DIRECTIONS FOR THIS TASK: Will you output the entries below exactly, skipping every image they contain?

PROVIDED DATA:
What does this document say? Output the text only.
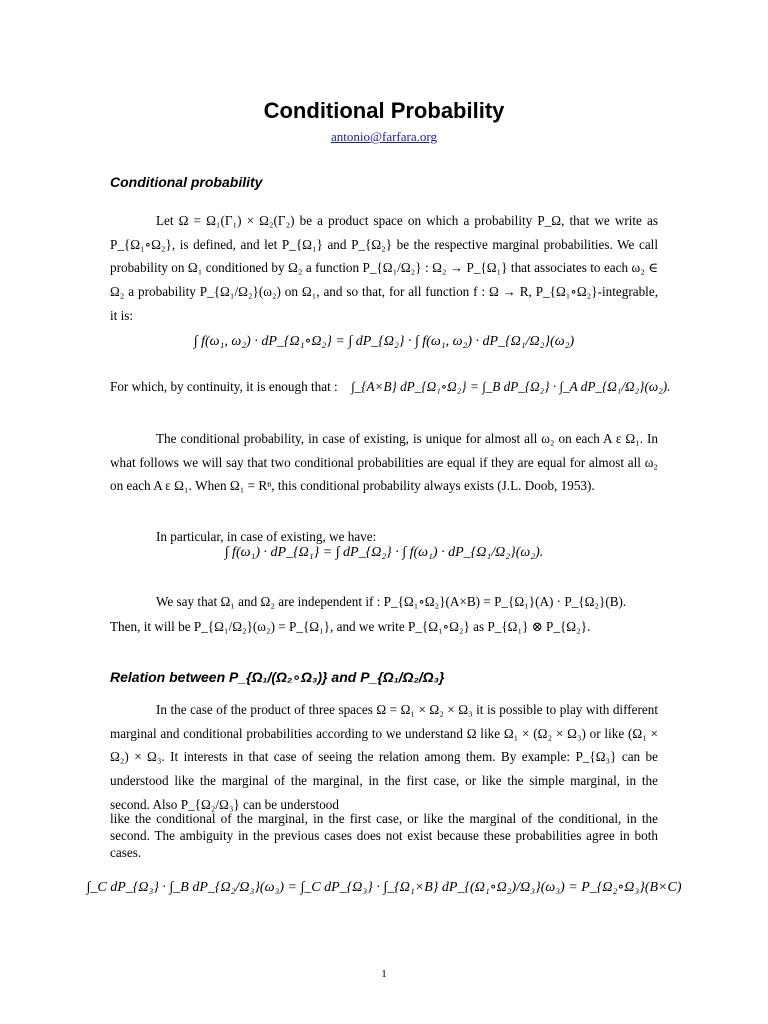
Conditional Probability
antonio@farfara.org
Conditional probability
Let Ω = Ω₁(Γ₁) × Ω₂(Γ₂) be a product space on which a probability P_Ω, that we write as P_{Ω₁∘Ω₂}, is defined, and let P_{Ω₁} and P_{Ω₂} be the respective marginal probabilities. We call probability on Ω₁ conditioned by Ω₂ a function P_{Ω₁/Ω₂} : Ω₂ → P_{Ω₁} that associates to each ω₂ ∈ Ω₂ a probability P_{Ω₁/Ω₂}(ω₂) on Ω₁, and so that, for all function f : Ω → R, P_{Ω₁∘Ω₂}-integrable, it is:
∫ f(ω₁, ω₂) · dP_{Ω₁∘Ω₂} = ∫ dP_{Ω₂} · ∫ f(ω₁, ω₂) · dP_{Ω₁/Ω₂}(ω₂)
For which, by continuity, it is enough that : ∫_{A×B} dP_{Ω₁∘Ω₂} = ∫_B dP_{Ω₂} · ∫_A dP_{Ω₁/Ω₂}(ω₂).
The conditional probability, in case of existing, is unique for almost all ω₂ on each A ε Ω₁. In what follows we will say that two conditional probabilities are equal if they are equal for almost all ω₂ on each A ε Ω₁. When Ω₁ = Rⁿ, this conditional probability always exists (J.L. Doob, 1953).
In particular, in case of existing, we have:
∫ f(ω₁) · dP_{Ω₁} = ∫ dP_{Ω₂} · ∫ f(ω₁) · dP_{Ω₁/Ω₂}(ω₂).
We say that Ω₁ and Ω₂ are independent if : P_{Ω₁∘Ω₂}(A×B) = P_{Ω₁}(A) · P_{Ω₂}(B).
Then, it will be P_{Ω₁/Ω₂}(ω₂) = P_{Ω₁}, and we write P_{Ω₁∘Ω₂} as P_{Ω₁} ⊗ P_{Ω₂}.
Relation between P_{Ω₁/(Ω₂∘Ω₃)} and P_{Ω₁/Ω₂/Ω₃}
In the case of the product of three spaces Ω = Ω₁ × Ω₂ × Ω₃ it is possible to play with different marginal and conditional probabilities according to we understand Ω like Ω₁ × (Ω₂ × Ω₃) or like (Ω₁ × Ω₂) × Ω₃. It interests in that case of seeing the relation among them. By example: P_{Ω₃} can be understood like the marginal of the marginal, in the first case, or like the simple marginal, in the second. Also P_{Ω₂/Ω₃} can be understood
like the conditional of the marginal, in the first case, or like the marginal of the conditional, in the second. The ambiguity in the previous cases does not exist because these probabilities agree in both cases.
∫_C dP_{Ω₃} · ∫_B dP_{Ω₂/Ω₃}(ω₃) = ∫_C dP_{Ω₃} · ∫_{Ω₁×B} dP_{(Ω₁∘Ω₂)/Ω₃}(ω₃) = P_{Ω₂∘Ω₃}(B×C)
1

ANSWER TO THE EXERCISE:
What does this document say? Output the text only.
Conditional Probability
antonio@farfara.org
Conditional probability
Let Ω = Ω₁(Γ₁) × Ω₂(Γ₂) be a product space on which a probability P_Ω, that we write as P_{Ω₁∘Ω₂}, is defined, and let P_{Ω₁} and P_{Ω₂} be the respective marginal probabilities. We call probability on Ω₁ conditioned by Ω₂ a function P_{Ω₁/Ω₂} : Ω₂ → P_{Ω₁} that associates to each ω₂ ∈ Ω₂ a probability P_{Ω₁/Ω₂}(ω₂) on Ω₁, and so that, for all function f : Ω → R, P_{Ω₁∘Ω₂}-integrable, it is:
∫ f(ω₁, ω₂) · dP_{Ω₁∘Ω₂} = ∫ dP_{Ω₂} · ∫ f(ω₁, ω₂) · dP_{Ω₁/Ω₂}(ω₂)
For which, by continuity, it is enough that : ∫_{A×B} dP_{Ω₁∘Ω₂} = ∫_B dP_{Ω₂} · ∫_A dP_{Ω₁/Ω₂}(ω₂).
The conditional probability, in case of existing, is unique for almost all ω₂ on each A ε Ω₁. In what follows we will say that two conditional probabilities are equal if they are equal for almost all ω₂ on each A ε Ω₁. When Ω₁ = Rⁿ, this conditional probability always exists (J.L. Doob, 1953).
In particular, in case of existing, we have:
∫ f(ω₁) · dP_{Ω₁} = ∫ dP_{Ω₂} · ∫ f(ω₁) · dP_{Ω₁/Ω₂}(ω₂).
We say that Ω₁ and Ω₂ are independent if : P_{Ω₁∘Ω₂}(A×B) = P_{Ω₁}(A) · P_{Ω₂}(B).
Then, it will be P_{Ω₁/Ω₂}(ω₂) = P_{Ω₁}, and we write P_{Ω₁∘Ω₂} as P_{Ω₁} ⊗ P_{Ω₂}.
Relation between P_{Ω₁/(Ω₂∘Ω₃)} and P_{Ω₁/Ω₂/Ω₃}
In the case of the product of three spaces Ω = Ω₁ × Ω₂ × Ω₃ it is possible to play with different marginal and conditional probabilities according to we understand Ω like Ω₁ × (Ω₂ × Ω₃) or like (Ω₁ × Ω₂) × Ω₃. It interests in that case of seeing the relation among them. By example: P_{Ω₃} can be understood like the marginal of the marginal, in the first case, or like the simple marginal, in the second. Also P_{Ω₂/Ω₃} can be understood
like the conditional of the marginal, in the first case, or like the marginal of the conditional, in the second. The ambiguity in the previous cases does not exist because these probabilities agree in both cases.
∫_C dP_{Ω₃} · ∫_B dP_{Ω₂/Ω₃}(ω₃) = ∫_C dP_{Ω₃} · ∫_{Ω₁×B} dP_{(Ω₁∘Ω₂)/Ω₃}(ω₃) = P_{Ω₂∘Ω₃}(B×C)
1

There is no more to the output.